- _Excerpted records_
====================
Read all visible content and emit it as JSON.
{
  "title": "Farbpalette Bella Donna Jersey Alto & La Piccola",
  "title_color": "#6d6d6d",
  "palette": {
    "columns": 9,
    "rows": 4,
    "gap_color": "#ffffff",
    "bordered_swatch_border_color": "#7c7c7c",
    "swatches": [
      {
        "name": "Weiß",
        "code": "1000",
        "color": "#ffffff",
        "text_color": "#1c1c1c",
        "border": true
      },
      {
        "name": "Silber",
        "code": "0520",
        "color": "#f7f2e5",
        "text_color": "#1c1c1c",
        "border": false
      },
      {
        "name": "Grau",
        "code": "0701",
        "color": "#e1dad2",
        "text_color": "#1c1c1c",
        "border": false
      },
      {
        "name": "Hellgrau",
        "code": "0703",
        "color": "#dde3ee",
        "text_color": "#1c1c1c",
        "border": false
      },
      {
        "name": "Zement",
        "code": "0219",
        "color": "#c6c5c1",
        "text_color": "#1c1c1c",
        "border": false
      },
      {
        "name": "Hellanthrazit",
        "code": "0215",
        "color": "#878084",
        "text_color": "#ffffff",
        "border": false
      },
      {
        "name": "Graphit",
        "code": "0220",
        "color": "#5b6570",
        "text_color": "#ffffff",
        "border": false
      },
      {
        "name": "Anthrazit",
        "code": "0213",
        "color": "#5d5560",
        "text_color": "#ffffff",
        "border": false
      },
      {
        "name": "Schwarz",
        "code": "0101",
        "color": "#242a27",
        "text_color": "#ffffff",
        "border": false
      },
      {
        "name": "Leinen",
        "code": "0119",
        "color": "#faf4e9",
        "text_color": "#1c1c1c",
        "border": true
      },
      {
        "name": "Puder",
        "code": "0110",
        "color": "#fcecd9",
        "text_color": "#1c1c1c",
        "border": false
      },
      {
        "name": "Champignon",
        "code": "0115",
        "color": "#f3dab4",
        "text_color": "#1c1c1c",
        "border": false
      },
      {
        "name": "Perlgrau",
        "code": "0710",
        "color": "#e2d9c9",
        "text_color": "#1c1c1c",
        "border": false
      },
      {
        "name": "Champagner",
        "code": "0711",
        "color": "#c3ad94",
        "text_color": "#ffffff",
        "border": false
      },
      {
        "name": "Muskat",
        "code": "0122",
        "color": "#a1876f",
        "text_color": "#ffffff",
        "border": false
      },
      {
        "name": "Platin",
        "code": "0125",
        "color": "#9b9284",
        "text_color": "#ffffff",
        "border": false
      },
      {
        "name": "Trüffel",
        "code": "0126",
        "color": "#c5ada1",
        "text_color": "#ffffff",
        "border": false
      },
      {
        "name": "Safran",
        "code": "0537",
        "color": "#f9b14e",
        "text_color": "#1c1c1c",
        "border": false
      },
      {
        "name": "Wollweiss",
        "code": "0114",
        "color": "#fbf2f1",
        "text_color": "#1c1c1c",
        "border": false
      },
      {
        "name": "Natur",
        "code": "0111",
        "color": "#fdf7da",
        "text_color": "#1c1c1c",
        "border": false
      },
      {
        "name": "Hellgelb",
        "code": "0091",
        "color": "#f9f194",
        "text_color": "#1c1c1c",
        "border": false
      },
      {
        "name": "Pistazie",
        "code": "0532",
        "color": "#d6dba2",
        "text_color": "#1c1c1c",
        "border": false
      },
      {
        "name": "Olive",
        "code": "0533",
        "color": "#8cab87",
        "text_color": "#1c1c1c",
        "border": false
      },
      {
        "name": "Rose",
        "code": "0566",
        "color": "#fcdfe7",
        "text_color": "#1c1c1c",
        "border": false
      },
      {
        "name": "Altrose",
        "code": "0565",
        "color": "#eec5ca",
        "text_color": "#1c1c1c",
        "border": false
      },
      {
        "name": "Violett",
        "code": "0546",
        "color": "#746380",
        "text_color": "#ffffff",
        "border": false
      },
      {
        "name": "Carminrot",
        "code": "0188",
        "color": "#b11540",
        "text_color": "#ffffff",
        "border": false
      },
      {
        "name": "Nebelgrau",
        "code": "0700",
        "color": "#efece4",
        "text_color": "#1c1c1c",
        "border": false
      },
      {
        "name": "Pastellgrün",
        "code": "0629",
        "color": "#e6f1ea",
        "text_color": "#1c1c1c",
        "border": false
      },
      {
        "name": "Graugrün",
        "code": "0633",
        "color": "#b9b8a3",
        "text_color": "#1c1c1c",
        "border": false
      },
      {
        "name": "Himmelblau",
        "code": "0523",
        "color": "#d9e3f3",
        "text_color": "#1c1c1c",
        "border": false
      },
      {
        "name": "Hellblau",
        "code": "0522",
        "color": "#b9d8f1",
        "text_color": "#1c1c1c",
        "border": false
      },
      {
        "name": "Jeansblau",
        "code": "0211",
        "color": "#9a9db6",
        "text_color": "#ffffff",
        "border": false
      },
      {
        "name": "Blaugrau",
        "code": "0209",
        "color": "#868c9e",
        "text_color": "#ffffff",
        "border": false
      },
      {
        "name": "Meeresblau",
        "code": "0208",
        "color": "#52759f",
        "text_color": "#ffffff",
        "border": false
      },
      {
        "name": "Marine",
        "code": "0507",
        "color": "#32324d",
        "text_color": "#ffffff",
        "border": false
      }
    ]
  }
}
====================
- _Problem_
Reproduce every line of the material above exactly.

- _Exercise output_
Read all visible content and emit it as JSON.
{
  "title": "Farbpalette Bella Donna Jersey Alto & La Piccola",
  "title_color": "#6d6d6d",
  "palette": {
    "columns": 9,
    "rows": 4,
    "gap_color": "#ffffff",
    "bordered_swatch_border_color": "#7c7c7c",
    "swatches": [
      {
        "name": "Weiß",
        "code": "1000",
        "color": "#ffffff",
        "text_color": "#1c1c1c",
        "border": true
      },
      {
        "name": "Silber",
        "code": "0520",
        "color": "#f7f2e5",
        "text_color": "#1c1c1c",
        "border": false
      },
      {
        "name": "Grau",
        "code": "0701",
        "color": "#e1dad2",
        "text_color": "#1c1c1c",
        "border": false
      },
      {
        "name": "Hellgrau",
        "code": "0703",
        "color": "#dde3ee",
        "text_color": "#1c1c1c",
        "border": false
      },
      {
        "name": "Zement",
        "code": "0219",
        "color": "#c6c5c1",
        "text_color": "#1c1c1c",
        "border": false
      },
      {
        "name": "Hellanthrazit",
        "code": "0215",
        "color": "#878084",
        "text_color": "#ffffff",
        "border": false
      },
      {
        "name": "Graphit",
        "code": "0220",
        "color": "#5b6570",
        "text_color": "#ffffff",
        "border": false
      },
      {
        "name": "Anthrazit",
        "code": "0213",
        "color": "#5d5560",
        "text_color": "#ffffff",
        "border": false
      },
      {
        "name": "Schwarz",
        "code": "0101",
        "color": "#242a27",
        "text_color": "#ffffff",
        "border": false
      },
      {
        "name": "Leinen",
        "code": "0119",
        "color": "#faf4e9",
        "text_color": "#1c1c1c",
        "border": true
      },
      {
        "name": "Puder",
        "code": "0110",
        "color": "#fcecd9",
        "text_color": "#1c1c1c",
        "border": false
      },
      {
        "name": "Champignon",
        "code": "0115",
        "color": "#f3dab4",
        "text_color": "#1c1c1c",
        "border": false
      },
      {
        "name": "Perlgrau",
        "code": "0710",
        "color": "#e2d9c9",
        "text_color": "#1c1c1c",
        "border": false
      },
      {
        "name": "Champagner",
        "code": "0711",
        "color": "#c3ad94",
        "text_color": "#ffffff",
        "border": false
      },
      {
        "name": "Muskat",
        "code": "0122",
        "color": "#a1876f",
        "text_color": "#ffffff",
        "border": false
      },
      {
        "name": "Platin",
        "code": "0125",
        "color": "#9b9284",
        "text_color": "#ffffff",
        "border": false
      },
      {
        "name": "Trüffel",
        "code": "0126",
        "color": "#c5ada1",
        "text_color": "#ffffff",
        "border": false
      },
      {
        "name": "Safran",
        "code": "0537",
        "color": "#f9b14e",
        "text_color": "#1c1c1c",
        "border": false
      },
      {
        "name": "Wollweiss",
        "code": "0114",
        "color": "#fbf2f1",
        "text_color": "#1c1c1c",
        "border": false
      },
      {
        "name": "Natur",
        "code": "0111",
        "color": "#fdf7da",
        "text_color": "#1c1c1c",
        "border": false
      },
      {
        "name": "Hellgelb",
        "code": "0091",
        "color": "#f9f194",
        "text_color": "#1c1c1c",
        "border": false
      },
      {
        "name": "Pistazie",
        "code": "0532",
        "color": "#d6dba2",
        "text_color": "#1c1c1c",
        "border": false
      },
      {
        "name": "Olive",
        "code": "0533",
        "color": "#8cab87",
        "text_color": "#1c1c1c",
        "border": false
      },
      {
        "name": "Rose",
        "code": "0566",
        "color": "#fcdfe7",
        "text_color": "#1c1c1c",
        "border": false
      },
      {
        "name": "Altrose",
        "code": "0565",
        "color": "#eec5ca",
        "text_color": "#1c1c1c",
        "border": false
      },
      {
        "name": "Violett",
        "code": "0546",
        "color": "#746380",
        "text_color": "#ffffff",
        "border": false
      },
      {
        "name": "Carminrot",
        "code": "0188",
        "color": "#b11540",
        "text_color": "#ffffff",
        "border": false
      },
      {
        "name": "Nebelgrau",
        "code": "0700",
        "color": "#efece4",
        "text_color": "#1c1c1c",
        "border": false
      },
      {
        "name": "Pastellgrün",
        "code": "0629",
        "color": "#e6f1ea",
        "text_color": "#1c1c1c",
        "border": false
      },
      {
        "name": "Graugrün",
        "code": "0633",
        "color": "#b9b8a3",
        "text_color": "#1c1c1c",
        "border": false
      },
      {
        "name": "Himmelblau",
        "code": "0523",
        "color": "#d9e3f3",
        "text_color": "#1c1c1c",
        "border": false
      },
      {
        "name": "Hellblau",
        "code": "0522",
        "color": "#b9d8f1",
        "text_color": "#1c1c1c",
        "border": false
      },
      {
        "name": "Jeansblau",
        "code": "0211",
        "color": "#9a9db6",
        "text_color": "#ffffff",
        "border": false
      },
      {
        "name": "Blaugrau",
        "code": "0209",
        "color": "#868c9e",
        "text_color": "#ffffff",
        "border": false
      },
      {
        "name": "Meeresblau",
        "code": "0208",
        "color": "#52759f",
        "text_color": "#ffffff",
        "border": false
      },
      {
        "name": "Marine",
        "code": "0507",
        "color": "#32324d",
        "text_color": "#ffffff",
        "border": false
      }
    ]
  }
}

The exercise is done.